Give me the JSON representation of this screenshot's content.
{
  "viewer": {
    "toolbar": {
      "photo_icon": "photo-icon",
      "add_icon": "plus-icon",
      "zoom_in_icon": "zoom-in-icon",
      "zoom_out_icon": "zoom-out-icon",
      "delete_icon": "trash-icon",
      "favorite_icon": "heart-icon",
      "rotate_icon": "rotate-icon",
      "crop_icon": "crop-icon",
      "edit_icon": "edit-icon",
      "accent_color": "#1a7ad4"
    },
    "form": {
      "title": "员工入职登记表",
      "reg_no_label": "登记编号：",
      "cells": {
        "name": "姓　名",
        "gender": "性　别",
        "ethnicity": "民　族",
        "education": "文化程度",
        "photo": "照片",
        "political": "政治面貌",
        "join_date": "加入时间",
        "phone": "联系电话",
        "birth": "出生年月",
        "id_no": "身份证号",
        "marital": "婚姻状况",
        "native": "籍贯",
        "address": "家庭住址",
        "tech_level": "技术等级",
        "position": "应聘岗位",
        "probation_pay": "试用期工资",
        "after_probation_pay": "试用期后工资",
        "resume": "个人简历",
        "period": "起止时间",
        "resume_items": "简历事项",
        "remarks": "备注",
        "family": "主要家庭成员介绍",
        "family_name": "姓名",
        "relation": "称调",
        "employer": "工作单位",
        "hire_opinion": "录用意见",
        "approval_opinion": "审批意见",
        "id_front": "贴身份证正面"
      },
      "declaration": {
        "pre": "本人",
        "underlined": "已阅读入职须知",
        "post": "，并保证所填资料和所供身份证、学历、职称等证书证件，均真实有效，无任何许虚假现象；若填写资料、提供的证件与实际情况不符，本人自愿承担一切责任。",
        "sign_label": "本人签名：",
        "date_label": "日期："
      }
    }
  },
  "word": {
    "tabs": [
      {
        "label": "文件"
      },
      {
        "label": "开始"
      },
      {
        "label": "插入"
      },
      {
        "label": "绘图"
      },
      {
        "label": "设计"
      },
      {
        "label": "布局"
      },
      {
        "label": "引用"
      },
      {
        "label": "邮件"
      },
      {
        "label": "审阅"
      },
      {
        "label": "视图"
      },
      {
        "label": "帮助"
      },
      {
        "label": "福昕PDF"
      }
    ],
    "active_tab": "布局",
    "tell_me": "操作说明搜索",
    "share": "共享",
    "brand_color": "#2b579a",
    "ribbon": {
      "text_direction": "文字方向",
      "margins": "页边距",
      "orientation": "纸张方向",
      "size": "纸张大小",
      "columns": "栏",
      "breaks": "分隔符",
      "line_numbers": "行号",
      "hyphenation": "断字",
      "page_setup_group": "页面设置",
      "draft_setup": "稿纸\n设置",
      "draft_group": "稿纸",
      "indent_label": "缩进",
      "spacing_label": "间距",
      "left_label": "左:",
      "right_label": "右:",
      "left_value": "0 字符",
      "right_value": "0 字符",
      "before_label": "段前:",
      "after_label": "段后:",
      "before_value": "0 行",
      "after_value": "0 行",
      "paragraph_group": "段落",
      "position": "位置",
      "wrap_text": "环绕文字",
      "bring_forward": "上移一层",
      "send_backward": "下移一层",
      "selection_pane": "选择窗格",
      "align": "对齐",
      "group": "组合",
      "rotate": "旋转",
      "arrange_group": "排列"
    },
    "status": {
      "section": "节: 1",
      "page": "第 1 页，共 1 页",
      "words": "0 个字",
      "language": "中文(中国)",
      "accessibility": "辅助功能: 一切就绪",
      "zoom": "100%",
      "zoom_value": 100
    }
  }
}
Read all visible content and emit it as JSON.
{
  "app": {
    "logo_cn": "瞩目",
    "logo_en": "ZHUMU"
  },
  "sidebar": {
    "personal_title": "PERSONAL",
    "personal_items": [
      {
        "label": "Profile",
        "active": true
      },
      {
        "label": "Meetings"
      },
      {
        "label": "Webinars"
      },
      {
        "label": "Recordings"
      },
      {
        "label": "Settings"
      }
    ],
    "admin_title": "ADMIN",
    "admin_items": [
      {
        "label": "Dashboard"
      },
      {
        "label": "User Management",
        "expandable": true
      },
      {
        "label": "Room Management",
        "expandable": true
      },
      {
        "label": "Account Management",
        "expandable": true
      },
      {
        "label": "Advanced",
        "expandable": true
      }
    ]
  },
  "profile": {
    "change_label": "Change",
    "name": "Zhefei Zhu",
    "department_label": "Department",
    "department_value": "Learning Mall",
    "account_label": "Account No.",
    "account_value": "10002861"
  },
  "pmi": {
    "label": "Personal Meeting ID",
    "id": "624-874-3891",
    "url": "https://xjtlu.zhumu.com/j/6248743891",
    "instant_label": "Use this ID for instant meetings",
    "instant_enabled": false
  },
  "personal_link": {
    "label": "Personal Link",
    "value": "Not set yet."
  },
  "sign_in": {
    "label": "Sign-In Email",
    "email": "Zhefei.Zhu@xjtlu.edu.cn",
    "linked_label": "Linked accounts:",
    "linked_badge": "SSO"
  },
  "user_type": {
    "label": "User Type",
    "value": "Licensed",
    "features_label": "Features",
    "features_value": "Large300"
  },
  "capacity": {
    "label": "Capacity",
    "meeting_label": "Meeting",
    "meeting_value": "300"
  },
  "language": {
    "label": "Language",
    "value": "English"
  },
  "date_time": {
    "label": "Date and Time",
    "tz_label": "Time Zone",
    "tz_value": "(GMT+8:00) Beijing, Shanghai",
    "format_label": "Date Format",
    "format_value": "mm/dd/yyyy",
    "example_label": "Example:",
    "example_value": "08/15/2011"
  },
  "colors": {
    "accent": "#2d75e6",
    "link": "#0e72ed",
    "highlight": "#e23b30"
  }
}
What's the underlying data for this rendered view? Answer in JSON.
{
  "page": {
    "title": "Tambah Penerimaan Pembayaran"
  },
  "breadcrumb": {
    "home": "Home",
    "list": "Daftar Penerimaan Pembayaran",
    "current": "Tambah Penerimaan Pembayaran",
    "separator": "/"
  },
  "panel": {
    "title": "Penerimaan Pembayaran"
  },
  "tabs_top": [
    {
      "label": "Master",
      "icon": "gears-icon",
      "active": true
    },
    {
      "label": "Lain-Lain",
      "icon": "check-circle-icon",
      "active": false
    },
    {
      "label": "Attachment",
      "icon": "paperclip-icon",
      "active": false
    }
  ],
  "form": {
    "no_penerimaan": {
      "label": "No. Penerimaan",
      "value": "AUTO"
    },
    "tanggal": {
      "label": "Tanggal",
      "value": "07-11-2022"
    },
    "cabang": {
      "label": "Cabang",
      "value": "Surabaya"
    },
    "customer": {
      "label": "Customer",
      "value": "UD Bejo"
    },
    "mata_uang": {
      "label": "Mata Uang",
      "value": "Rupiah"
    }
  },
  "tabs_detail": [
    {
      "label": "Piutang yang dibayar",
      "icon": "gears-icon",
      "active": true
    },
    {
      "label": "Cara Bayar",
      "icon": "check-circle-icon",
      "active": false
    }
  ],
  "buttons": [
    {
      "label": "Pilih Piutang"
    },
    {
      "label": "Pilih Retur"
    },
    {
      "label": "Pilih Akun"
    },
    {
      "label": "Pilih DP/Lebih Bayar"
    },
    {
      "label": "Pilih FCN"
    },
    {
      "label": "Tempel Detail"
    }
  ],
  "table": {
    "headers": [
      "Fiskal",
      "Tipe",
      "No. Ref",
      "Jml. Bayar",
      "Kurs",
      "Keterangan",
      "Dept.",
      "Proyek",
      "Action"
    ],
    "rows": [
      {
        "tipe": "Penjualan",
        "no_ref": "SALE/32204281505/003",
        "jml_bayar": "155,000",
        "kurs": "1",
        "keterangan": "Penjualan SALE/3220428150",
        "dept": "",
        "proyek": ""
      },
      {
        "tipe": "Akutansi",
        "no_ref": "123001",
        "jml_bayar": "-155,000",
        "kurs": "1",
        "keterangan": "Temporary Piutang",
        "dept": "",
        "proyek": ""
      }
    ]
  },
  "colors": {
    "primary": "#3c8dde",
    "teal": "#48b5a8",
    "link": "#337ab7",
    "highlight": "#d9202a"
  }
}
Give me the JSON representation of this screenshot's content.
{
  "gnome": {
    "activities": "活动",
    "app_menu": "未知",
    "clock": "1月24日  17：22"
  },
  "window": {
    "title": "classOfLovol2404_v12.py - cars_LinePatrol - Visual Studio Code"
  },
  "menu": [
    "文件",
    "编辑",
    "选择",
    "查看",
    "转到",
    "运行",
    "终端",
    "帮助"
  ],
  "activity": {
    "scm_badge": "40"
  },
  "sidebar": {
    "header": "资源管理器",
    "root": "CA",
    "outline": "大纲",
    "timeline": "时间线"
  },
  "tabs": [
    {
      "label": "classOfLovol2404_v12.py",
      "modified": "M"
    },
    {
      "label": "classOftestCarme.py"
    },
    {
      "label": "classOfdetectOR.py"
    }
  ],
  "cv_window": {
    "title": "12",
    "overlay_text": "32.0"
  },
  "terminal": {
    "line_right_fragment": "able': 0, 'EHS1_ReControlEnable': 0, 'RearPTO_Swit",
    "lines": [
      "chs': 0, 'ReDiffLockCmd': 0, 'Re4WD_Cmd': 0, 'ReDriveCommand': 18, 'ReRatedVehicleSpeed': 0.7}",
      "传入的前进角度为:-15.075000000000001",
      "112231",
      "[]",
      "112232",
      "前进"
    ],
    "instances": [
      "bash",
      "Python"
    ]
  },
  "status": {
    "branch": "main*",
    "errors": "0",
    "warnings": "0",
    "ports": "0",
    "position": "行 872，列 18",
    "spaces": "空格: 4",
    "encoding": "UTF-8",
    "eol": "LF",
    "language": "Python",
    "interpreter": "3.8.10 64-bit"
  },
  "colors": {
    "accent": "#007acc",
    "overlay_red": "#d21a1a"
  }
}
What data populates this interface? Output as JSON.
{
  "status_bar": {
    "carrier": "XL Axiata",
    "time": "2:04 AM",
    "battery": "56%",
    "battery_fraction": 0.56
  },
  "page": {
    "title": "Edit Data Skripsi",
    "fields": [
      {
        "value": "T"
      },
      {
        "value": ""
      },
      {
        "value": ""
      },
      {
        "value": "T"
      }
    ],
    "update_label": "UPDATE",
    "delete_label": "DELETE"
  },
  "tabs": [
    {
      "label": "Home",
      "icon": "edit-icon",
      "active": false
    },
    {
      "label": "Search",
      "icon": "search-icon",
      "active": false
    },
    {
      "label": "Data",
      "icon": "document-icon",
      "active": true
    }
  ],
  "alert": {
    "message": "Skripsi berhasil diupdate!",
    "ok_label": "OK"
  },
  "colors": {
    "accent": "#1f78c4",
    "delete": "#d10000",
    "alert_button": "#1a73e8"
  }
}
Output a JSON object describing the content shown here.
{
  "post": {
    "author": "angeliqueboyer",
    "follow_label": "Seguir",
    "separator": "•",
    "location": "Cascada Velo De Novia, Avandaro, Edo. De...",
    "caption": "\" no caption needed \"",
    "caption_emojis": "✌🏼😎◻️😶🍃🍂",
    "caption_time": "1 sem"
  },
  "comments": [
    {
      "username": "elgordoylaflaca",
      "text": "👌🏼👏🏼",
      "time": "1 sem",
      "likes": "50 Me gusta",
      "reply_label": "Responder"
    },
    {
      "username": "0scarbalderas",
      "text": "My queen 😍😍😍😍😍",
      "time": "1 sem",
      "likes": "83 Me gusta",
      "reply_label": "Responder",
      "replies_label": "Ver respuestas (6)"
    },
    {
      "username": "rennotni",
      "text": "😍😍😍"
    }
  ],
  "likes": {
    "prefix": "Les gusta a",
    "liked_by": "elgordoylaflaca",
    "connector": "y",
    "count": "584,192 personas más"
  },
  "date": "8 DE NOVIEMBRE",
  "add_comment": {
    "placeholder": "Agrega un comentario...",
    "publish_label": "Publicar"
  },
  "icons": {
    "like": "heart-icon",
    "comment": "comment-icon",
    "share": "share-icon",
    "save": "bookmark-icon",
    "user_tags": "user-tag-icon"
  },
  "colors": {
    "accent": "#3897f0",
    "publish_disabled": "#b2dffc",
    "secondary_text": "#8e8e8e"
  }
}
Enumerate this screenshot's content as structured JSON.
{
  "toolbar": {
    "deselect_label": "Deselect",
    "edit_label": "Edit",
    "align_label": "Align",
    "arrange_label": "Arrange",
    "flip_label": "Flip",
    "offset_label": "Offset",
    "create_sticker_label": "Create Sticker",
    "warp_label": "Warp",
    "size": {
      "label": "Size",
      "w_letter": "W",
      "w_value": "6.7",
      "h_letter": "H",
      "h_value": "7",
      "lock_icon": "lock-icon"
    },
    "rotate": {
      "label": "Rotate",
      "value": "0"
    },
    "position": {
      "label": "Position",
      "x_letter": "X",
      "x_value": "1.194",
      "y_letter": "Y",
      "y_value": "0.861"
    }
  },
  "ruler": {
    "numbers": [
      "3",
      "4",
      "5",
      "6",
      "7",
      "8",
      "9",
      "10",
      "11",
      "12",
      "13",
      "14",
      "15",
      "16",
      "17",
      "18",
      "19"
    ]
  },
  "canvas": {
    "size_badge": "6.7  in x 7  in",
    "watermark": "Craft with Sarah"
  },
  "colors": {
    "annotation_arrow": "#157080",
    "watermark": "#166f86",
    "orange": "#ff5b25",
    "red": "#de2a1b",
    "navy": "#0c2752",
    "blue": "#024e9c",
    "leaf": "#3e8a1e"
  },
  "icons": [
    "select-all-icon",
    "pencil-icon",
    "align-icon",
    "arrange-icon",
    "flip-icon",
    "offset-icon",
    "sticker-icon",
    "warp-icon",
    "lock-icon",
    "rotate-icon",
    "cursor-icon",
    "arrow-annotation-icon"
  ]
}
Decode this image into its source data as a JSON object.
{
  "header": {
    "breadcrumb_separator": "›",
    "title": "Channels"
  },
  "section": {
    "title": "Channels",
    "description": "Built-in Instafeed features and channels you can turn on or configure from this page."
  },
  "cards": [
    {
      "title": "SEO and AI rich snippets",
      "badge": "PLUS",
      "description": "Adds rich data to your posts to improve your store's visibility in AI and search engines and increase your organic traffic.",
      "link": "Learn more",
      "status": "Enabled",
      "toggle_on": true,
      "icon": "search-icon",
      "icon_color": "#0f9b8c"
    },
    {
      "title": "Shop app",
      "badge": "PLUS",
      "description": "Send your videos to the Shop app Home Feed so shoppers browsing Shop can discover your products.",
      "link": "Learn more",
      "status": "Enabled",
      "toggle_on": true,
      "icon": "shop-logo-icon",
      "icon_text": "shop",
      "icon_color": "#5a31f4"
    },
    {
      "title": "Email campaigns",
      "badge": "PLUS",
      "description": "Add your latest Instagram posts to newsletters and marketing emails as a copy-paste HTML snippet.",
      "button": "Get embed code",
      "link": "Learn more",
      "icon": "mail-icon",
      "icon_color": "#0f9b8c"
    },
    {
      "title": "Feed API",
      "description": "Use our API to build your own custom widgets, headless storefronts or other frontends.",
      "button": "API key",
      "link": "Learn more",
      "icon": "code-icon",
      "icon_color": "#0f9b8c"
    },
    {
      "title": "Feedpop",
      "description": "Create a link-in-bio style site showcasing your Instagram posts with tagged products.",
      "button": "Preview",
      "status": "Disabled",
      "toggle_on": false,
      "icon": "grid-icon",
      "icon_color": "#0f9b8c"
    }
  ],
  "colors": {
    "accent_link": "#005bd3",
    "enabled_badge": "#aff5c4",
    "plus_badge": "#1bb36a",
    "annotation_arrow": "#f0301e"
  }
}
◆ ◆ ◆ ◆
*AIM OF THE TASK*
Repeat exactly the lines above from the line that contains "Decode this image" through the end. Include both of these ends; leave out everything else.

*RESPONSE TO THIS EXERCISE*
Decode this image into its source data as a JSON object.
{
  "header": {
    "breadcrumb_separator": "›",
    "title": "Channels"
  },
  "section": {
    "title": "Channels",
    "description": "Built-in Instafeed features and channels you can turn on or configure from this page."
  },
  "cards": [
    {
      "title": "SEO and AI rich snippets",
      "badge": "PLUS",
      "description": "Adds rich data to your posts to improve your store's visibility in AI and search engines and increase your organic traffic.",
      "link": "Learn more",
      "status": "Enabled",
      "toggle_on": true,
      "icon": "search-icon",
      "icon_color": "#0f9b8c"
    },
    {
      "title": "Shop app",
      "badge": "PLUS",
      "description": "Send your videos to the Shop app Home Feed so shoppers browsing Shop can discover your products.",
      "link": "Learn more",
      "status": "Enabled",
      "toggle_on": true,
      "icon": "shop-logo-icon",
      "icon_text": "shop",
      "icon_color": "#5a31f4"
    },
    {
      "title": "Email campaigns",
      "badge": "PLUS",
      "description": "Add your latest Instagram posts to newsletters and marketing emails as a copy-paste HTML snippet.",
      "button": "Get embed code",
      "link": "Learn more",
      "icon": "mail-icon",
      "icon_color": "#0f9b8c"
    },
    {
      "title": "Feed API",
      "description": "Use our API to build your own custom widgets, headless storefronts or other frontends.",
      "button": "API key",
      "link": "Learn more",
      "icon": "code-icon",
      "icon_color": "#0f9b8c"
    },
    {
      "title": "Feedpop",
      "description": "Create a link-in-bio style site showcasing your Instagram posts with tagged products.",
      "button": "Preview",
      "status": "Disabled",
      "toggle_on": false,
      "icon": "grid-icon",
      "icon_color": "#0f9b8c"
    }
  ],
  "colors": {
    "accent_link": "#005bd3",
    "enabled_badge": "#aff5c4",
    "plus_badge": "#1bb36a",
    "annotation_arrow": "#f0301e"
  }
}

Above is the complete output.